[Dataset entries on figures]
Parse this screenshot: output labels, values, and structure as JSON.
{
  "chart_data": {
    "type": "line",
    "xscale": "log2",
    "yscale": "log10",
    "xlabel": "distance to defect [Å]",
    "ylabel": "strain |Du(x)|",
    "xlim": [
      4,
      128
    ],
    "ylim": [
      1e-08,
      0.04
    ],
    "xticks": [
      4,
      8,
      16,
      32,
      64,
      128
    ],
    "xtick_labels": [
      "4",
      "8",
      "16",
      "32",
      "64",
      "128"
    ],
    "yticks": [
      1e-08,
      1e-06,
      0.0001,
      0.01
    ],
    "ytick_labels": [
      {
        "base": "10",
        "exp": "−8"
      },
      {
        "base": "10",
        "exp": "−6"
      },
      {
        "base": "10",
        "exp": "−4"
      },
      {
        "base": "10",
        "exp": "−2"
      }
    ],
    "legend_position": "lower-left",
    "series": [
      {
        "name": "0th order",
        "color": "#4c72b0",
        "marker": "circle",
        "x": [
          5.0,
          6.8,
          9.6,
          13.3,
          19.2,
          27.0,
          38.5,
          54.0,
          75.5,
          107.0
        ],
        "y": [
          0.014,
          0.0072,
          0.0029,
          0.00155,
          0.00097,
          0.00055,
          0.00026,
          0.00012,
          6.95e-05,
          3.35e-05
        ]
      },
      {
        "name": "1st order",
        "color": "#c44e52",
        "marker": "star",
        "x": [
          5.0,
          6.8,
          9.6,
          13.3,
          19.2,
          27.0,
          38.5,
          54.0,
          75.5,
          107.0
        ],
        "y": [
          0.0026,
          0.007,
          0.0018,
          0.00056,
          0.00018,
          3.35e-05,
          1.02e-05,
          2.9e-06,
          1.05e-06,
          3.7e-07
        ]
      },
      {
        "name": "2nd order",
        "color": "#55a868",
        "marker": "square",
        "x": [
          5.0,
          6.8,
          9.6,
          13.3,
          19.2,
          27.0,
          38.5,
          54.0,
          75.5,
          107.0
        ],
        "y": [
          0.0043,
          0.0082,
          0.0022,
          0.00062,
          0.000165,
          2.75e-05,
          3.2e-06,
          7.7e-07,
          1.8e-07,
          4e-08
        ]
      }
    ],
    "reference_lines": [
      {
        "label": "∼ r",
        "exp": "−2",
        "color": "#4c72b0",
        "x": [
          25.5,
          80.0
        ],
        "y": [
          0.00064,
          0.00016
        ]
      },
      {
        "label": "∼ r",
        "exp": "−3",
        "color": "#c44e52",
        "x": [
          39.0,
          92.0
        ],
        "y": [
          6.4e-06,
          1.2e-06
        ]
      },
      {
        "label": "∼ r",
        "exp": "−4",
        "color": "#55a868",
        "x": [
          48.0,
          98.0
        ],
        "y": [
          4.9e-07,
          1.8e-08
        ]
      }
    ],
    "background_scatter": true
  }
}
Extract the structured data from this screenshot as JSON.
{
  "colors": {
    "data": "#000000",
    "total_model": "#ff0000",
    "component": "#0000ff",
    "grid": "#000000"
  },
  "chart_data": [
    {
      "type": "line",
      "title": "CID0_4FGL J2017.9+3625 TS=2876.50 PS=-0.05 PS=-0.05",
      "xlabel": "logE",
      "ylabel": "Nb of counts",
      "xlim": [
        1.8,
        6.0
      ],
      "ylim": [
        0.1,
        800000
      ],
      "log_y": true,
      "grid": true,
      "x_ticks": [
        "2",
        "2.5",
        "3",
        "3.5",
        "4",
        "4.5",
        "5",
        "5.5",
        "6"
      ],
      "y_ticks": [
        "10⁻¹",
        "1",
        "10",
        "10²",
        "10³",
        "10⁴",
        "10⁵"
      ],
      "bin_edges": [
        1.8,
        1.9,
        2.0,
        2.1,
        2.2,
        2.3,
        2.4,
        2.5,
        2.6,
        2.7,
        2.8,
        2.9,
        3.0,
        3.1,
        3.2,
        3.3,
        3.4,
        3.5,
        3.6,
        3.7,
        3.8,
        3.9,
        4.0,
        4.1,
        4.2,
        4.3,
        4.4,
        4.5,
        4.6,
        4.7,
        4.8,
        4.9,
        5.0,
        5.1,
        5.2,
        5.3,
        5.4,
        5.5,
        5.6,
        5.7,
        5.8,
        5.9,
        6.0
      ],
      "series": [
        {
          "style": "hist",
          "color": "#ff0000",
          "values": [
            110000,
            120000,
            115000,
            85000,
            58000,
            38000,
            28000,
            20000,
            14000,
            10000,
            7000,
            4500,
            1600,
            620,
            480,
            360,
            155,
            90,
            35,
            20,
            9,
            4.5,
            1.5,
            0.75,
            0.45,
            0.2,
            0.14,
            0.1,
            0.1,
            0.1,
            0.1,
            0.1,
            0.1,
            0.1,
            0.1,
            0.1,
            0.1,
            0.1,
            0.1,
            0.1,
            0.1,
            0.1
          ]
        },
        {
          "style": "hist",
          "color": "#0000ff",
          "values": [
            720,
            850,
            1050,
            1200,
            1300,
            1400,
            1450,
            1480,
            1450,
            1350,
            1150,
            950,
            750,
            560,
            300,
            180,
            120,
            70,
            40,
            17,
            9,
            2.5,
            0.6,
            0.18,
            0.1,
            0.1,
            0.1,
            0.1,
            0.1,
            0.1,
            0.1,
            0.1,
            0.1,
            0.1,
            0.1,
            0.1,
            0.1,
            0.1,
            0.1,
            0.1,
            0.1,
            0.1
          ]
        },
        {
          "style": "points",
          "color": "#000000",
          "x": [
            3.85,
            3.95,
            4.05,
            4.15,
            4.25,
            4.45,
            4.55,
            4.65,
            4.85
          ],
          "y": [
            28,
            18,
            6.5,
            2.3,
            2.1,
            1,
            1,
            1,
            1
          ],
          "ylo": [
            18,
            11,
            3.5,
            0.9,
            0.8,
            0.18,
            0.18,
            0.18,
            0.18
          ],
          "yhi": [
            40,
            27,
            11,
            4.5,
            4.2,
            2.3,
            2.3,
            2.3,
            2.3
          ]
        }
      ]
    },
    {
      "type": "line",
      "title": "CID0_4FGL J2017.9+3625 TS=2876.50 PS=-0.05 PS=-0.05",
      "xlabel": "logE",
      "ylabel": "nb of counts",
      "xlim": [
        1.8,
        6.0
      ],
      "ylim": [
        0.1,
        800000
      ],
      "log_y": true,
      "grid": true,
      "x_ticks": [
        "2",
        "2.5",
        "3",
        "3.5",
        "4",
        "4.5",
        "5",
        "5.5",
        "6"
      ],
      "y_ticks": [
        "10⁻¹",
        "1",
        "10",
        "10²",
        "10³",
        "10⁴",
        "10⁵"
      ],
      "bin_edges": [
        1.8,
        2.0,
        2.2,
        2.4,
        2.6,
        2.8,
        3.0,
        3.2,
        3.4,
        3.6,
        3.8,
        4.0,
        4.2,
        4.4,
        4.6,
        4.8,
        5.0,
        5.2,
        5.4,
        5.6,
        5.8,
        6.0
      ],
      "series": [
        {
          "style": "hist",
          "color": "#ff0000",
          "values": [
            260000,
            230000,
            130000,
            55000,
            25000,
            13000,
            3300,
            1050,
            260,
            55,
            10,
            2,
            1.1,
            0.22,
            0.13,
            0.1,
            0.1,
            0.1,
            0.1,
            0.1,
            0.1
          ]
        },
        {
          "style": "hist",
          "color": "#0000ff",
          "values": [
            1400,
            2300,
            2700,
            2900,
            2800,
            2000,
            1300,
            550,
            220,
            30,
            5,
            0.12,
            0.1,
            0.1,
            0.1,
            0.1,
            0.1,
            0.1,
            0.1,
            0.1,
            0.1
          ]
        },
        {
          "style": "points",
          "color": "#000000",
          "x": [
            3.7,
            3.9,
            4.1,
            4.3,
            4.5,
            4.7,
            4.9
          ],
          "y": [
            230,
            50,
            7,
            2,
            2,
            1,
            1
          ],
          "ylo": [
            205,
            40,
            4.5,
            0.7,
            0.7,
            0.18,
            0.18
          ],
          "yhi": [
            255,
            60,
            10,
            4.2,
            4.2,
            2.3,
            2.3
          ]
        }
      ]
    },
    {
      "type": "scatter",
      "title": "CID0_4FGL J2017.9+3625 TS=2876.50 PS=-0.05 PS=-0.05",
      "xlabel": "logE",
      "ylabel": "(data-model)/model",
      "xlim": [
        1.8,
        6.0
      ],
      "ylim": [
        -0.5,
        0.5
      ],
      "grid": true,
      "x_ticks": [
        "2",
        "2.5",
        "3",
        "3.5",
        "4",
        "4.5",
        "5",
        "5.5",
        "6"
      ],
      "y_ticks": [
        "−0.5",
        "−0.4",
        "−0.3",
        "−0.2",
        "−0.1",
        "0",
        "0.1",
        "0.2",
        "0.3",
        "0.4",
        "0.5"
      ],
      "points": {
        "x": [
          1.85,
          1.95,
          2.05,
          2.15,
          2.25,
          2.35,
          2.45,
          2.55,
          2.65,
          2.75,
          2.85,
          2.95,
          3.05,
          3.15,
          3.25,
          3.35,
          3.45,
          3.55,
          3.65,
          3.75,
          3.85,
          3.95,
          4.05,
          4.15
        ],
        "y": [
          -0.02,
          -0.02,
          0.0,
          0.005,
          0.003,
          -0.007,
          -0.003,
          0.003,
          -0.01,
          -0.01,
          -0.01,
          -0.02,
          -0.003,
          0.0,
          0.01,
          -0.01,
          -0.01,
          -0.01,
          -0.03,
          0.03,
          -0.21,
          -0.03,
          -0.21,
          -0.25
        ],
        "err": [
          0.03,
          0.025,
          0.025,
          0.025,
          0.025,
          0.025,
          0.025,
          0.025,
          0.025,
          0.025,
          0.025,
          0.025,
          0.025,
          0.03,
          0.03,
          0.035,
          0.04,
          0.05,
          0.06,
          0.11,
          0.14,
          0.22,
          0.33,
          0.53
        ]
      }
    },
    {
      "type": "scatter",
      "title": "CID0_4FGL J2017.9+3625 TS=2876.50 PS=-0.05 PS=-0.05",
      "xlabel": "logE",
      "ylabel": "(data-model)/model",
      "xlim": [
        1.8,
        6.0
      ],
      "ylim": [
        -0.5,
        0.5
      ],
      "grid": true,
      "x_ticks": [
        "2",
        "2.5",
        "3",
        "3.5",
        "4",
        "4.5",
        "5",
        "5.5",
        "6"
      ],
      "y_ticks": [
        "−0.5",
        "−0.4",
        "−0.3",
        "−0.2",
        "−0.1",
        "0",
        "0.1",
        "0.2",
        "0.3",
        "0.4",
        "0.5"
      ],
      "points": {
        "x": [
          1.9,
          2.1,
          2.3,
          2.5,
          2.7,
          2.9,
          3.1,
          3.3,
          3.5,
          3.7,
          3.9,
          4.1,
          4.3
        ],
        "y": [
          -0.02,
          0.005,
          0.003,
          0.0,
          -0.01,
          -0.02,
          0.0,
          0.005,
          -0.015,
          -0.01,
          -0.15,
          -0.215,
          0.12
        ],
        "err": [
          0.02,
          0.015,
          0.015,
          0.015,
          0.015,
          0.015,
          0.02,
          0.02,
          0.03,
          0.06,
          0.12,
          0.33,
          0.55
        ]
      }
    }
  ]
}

• [INSTRUCTIONS FOR THE TASK]: Among the lines of the material, find those that hold the word "marker" and copy them.

• [RESPONSE TO THE EXERCISE]:
        "marker": "circle",
        "marker": "star",
        "marker": "square",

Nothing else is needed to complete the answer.